- _Materials provided_

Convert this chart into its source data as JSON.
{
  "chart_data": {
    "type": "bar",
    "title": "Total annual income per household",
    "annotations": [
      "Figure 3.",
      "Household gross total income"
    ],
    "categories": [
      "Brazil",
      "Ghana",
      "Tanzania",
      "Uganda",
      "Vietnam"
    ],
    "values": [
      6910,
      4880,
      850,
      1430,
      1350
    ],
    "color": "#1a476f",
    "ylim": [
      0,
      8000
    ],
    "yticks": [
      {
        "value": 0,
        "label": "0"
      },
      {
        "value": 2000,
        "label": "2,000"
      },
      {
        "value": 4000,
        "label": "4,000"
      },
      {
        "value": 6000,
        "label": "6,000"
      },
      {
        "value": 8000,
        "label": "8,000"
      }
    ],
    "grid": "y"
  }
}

- _Aim_
Which lines of the data include "label"? Copy each of them.

- _The solution_
        "label": "0"
        "label": "2,000"
        "label": "4,000"
        "label": "6,000"
        "label": "8,000"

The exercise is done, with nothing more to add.